Written request 1: Summarize the newsletter in two sentences.
Written request 2: Print the passage of the newsletter from "Ideas on my" to "coffee company? Really?".
Written request 3: State whether each statement agrees with the newsletter, answering yes or no and quoting the deciding words: (a) The team conducted interviews with 30 finalists. (b) Marie Hathaway is the organization's Chief Executive. (c) The writer agreed with all of Giridharadas's conclusions.

Selected excerpt:
========================================

Uncharted Insider - November 2018
Hi everyone,
Welcome to the November edition of the Uncharted Insider.
Uncharted Update:
- Selecting Food Entrepreneurs: We’ve partnered with Chipotle’s Cultivate Foundation on a major initiative to find and accelerate ventures working on the “future of food with integrity.” Our team has spent the past month in final due diligence and interviews with 30 finalists. We will select eight ventures in the coming weeks
- Marie Hathaway, for the win: I want to take a moment to recognize Marie Hathaway, our Operations and HR Manager. 2018 has been a year of nonstop hiring, and Marie has led every hiring process for every role. From reviewing thousands of applications to leading hundreds of interviews, Marie has done extraordinary work managing the hiring process to double our team. We’ve been deep in interviews this month, and we’ll start the process all over again next month when we announce new roles.
Ideas on my mind:
The futility of social entrepreneurship and impact investing. Sometimes Uncharted encounters entrepreneurs who say some version of the following: “I was outraged by our society’s lack of commitment to fighting climate change, so I started an environmentally-friendly coffee company.” Our industry often acknowledges how these entrepreneurs are doing “inspiring work to change the world.” But there seems to be a disproportionality between problem and solution: your solution to society’s apathy towards climate change is an environmentally friendly coffee company? Really?
In Anand Giridharadas’s new book Winners Take All, he contends that the tools—like social entrepreneurship and impact investing—to change the world are not only ineffective at achieving major change, but that by directing time and resources towards private business and capital, aspiring changemakers are neglecting more effective, structural approaches through public policy and political arenas. Giridharadas suggests that so much focus on the conspicuous and sexy might be a way to avoid making sacrifices to do the slow, nonlinear work of changing systems and structures. I agreed with some of his conclusions and disagreed with others, but I found it overall to be a provocative read that both challenged and validated Uncharted’s approach to working at the intersection of structural change and entrepreneurship. Would love to discuss with anyone!

========================================

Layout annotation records
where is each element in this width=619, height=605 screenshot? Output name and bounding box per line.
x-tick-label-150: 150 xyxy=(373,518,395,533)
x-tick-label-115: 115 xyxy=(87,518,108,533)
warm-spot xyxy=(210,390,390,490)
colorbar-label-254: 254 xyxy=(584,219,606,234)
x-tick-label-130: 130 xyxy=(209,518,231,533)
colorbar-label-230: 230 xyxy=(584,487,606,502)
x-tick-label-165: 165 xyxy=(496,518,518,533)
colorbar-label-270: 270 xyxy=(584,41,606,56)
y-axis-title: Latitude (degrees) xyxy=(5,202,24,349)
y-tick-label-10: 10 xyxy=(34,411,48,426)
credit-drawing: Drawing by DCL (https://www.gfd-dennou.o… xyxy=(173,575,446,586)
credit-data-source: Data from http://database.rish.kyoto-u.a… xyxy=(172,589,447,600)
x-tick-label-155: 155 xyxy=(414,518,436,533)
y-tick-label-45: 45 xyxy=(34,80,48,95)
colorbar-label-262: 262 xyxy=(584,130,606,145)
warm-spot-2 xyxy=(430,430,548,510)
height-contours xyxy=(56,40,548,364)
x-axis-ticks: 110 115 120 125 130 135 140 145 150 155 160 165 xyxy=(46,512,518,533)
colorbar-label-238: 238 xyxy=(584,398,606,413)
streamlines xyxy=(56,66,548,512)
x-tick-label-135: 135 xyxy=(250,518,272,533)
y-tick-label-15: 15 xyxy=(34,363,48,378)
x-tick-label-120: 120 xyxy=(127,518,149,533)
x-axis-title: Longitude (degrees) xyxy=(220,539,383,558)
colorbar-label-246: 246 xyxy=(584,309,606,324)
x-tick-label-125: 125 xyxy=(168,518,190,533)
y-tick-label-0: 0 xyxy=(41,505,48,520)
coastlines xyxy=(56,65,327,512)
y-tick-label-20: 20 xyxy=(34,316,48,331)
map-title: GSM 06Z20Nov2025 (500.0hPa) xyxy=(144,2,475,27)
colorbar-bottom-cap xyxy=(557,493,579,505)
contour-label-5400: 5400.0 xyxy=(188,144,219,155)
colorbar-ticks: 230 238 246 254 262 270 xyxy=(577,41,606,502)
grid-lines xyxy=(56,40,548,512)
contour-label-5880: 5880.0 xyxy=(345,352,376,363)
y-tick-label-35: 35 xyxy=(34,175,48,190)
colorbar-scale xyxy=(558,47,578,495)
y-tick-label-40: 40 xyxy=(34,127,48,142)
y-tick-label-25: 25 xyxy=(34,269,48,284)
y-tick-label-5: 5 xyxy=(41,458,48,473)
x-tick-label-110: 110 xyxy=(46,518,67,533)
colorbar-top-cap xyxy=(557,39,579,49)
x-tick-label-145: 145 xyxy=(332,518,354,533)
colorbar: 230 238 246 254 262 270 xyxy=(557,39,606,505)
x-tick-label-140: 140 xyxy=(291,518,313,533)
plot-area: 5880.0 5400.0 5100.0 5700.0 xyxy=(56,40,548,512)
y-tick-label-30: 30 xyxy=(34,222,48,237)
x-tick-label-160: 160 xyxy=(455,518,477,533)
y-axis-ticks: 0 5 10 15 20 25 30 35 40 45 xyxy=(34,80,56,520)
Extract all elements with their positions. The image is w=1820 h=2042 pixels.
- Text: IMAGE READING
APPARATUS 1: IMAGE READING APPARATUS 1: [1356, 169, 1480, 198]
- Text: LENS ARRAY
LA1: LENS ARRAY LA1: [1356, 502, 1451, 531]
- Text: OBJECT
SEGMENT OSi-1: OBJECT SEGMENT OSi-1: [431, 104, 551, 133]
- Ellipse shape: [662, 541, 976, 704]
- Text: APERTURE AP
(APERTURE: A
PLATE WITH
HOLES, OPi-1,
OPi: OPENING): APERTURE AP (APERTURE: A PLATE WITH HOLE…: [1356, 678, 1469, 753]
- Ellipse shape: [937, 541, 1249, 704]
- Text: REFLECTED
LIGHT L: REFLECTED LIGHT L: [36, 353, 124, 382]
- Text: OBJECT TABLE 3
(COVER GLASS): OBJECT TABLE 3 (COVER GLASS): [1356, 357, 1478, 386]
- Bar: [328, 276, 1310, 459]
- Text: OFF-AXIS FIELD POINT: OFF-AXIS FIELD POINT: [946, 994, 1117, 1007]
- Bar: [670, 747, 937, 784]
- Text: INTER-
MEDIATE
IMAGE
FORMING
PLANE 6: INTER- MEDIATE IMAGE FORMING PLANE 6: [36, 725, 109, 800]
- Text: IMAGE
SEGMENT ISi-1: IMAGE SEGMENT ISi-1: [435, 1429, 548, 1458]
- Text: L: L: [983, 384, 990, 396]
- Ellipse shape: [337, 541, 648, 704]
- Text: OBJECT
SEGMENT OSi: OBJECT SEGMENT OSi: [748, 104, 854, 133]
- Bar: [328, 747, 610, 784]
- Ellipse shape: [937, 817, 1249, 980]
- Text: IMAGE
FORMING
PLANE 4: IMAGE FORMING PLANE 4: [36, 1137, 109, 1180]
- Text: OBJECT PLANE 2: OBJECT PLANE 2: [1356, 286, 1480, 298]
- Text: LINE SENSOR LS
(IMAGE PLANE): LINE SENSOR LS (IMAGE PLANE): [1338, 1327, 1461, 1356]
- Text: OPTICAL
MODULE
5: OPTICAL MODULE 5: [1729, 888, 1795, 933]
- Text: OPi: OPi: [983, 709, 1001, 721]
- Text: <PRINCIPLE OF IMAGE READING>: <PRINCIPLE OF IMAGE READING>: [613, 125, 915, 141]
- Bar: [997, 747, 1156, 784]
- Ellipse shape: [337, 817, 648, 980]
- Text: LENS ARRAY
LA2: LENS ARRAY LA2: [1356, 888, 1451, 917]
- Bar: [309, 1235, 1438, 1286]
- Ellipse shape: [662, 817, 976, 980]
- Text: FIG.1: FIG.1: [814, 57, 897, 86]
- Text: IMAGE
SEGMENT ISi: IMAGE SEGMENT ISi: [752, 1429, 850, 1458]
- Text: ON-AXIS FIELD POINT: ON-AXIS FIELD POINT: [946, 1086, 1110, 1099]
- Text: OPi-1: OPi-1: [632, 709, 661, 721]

========================================

Full response 1: The November 2018 newsletter reports that Uncharted has partnered with Chipotle's Cultivate Foundation to find and accelerate food ventures, will select eight ventures from 30 finalists, and recognizes Marie Hathaway for leading every hiring process as the team doubled. It also discusses Anand Giridharadas's book Winners Take All, which contends that social entrepreneurship and impact investing are ineffective at achieving major change and draw effort away from structural approaches through public policy, and which the writer found a provocative read.

Full response 2:
Ideas on my mind:
The futility of social entrepreneurship and impact investing. Sometimes Uncharted encounters entrepreneurs who say some version of the following: “I was outraged by our society’s lack of commitment to fighting climate change, so I started an environmentally-friendly coffee company.” Our industry often acknowledges how these entrepreneurs are doing “inspiring work to change the world.” But there seems to be a disproportionality between problem and solution: your solution to society’s apathy towards climate change is an environmentally friendly coffee company? Really?

Full response 3:
(a) Yes: "final due diligence and interviews with 30 finalists."
(b) No: "Marie Hathaway, our Operations and HR Manager."
(c) No: "I agreed with some of his conclusions and disagreed with others."